◆ **DO THIS**: What follows is a set of records; restate each one word for word and drop the pictures.

◆ **INFORMATION GIVEN**:
__________________________________________________
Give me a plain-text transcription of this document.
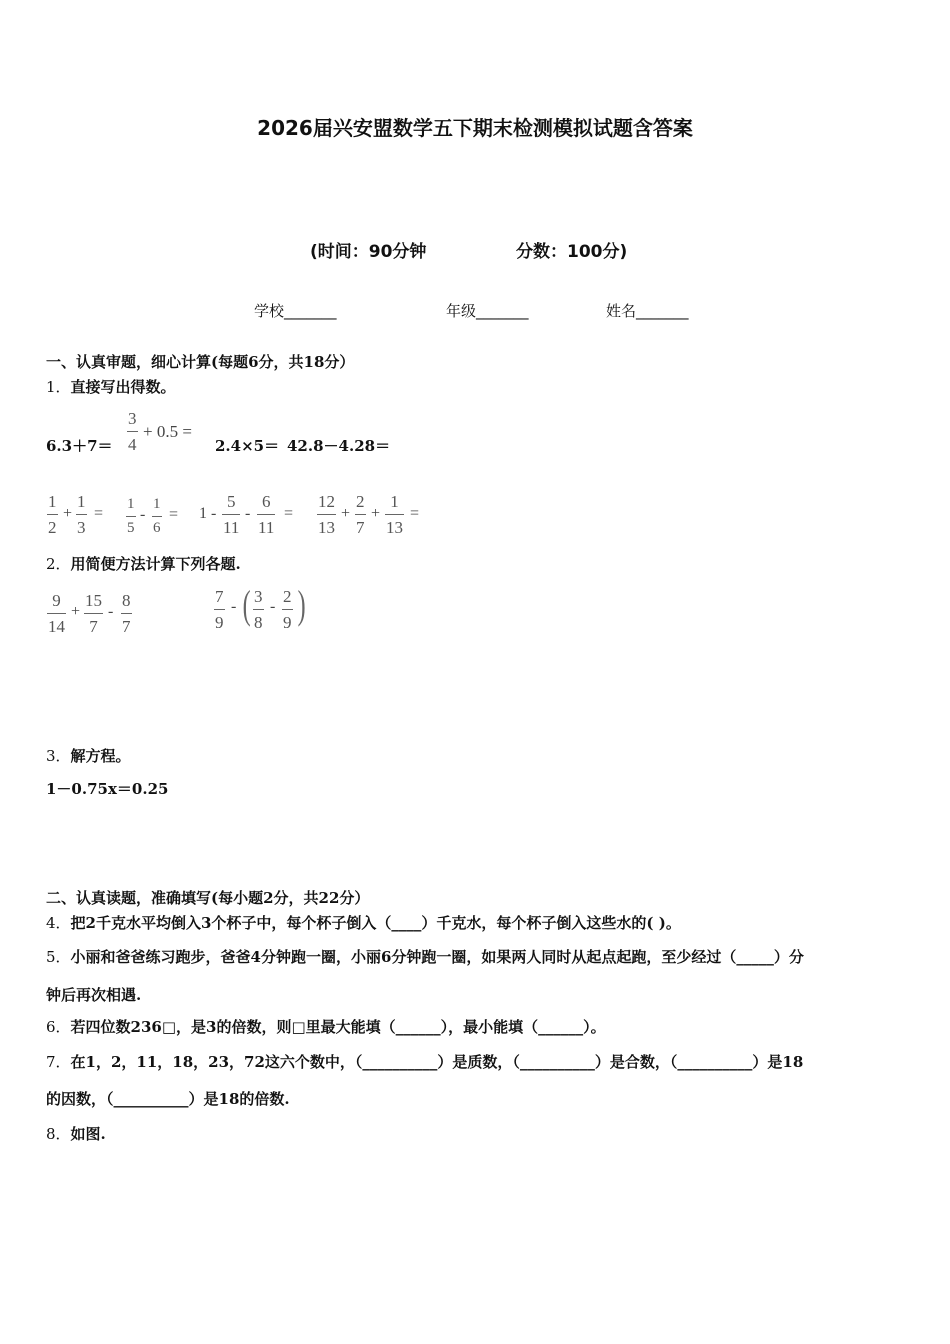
2026届兴安盟数学五下期末检测模拟试题含答案
(时间：90分钟	分数：100分)
学校_______	年级_______	姓名_______
一、认真审题，细心计算(每题6分，共18分）
1．直接写出得数。
6.3＋7＝
3
4
+ 0.5 =
2.4×5＝ 42.8－4.28＝
1
2
+
1
3
=
1
5
-
1
6
= 1 -
5
11
-
6
11
=
12
13
+
2
7
+
1
13
=
2．用简便方法计算下列各题.
9
14
+
15
7
-
8
7
7
9
- ( 3
8
-
2
9 )
3．解方程。
1－0.75x＝0.25
二、认真读题，准确填写(每小题2分，共22分）
4．把2千克水平均倒入3个杯子中，每个杯子倒入（____）千克水，每个杯子倒入这些水的( )。
5．小丽和爸爸练习跑步，爸爸4分钟跑一圈，小丽6分钟跑一圈，如果两人同时从起点起跑，至少经过（_____）分
钟后再次相遇.
6．若四位数236□，是3的倍数，则□里最大能填（______），最小能填（______）。
7．在1，2，11，18，23，72这六个数中，（__________）是质数，（__________）是合数，（__________）是18
的因数，（__________）是18的倍数.
8．如图.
__________________________________________________
◆ **COMPLETE OUTPUT**:
Give me a plain-text transcription of this document.
2026届兴安盟数学五下期末检测模拟试题含答案
(时间：90分钟	分数：100分)
学校_______	年级_______	姓名_______
一、认真审题，细心计算(每题6分，共18分）
1．直接写出得数。
6.3＋7＝
3
4
+ 0.5 =
2.4×5＝ 42.8－4.28＝
1
2
+
1
3
=
1
5
-
1
6
= 1 -
5
11
-
6
11
=
12
13
+
2
7
+
1
13
=
2．用简便方法计算下列各题.
9
14
+
15
7
-
8
7
7
9
- ( 3
8
-
2
9 )
3．解方程。
1－0.75x＝0.25
二、认真读题，准确填写(每小题2分，共22分）
4．把2千克水平均倒入3个杯子中，每个杯子倒入（____）千克水，每个杯子倒入这些水的( )。
5．小丽和爸爸练习跑步，爸爸4分钟跑一圈，小丽6分钟跑一圈，如果两人同时从起点起跑，至少经过（_____）分
钟后再次相遇.
6．若四位数236□，是3的倍数，则□里最大能填（______），最小能填（______）。
7．在1，2，11，18，23，72这六个数中，（__________）是质数，（__________）是合数，（__________）是18
的因数，（__________）是18的倍数.
8．如图.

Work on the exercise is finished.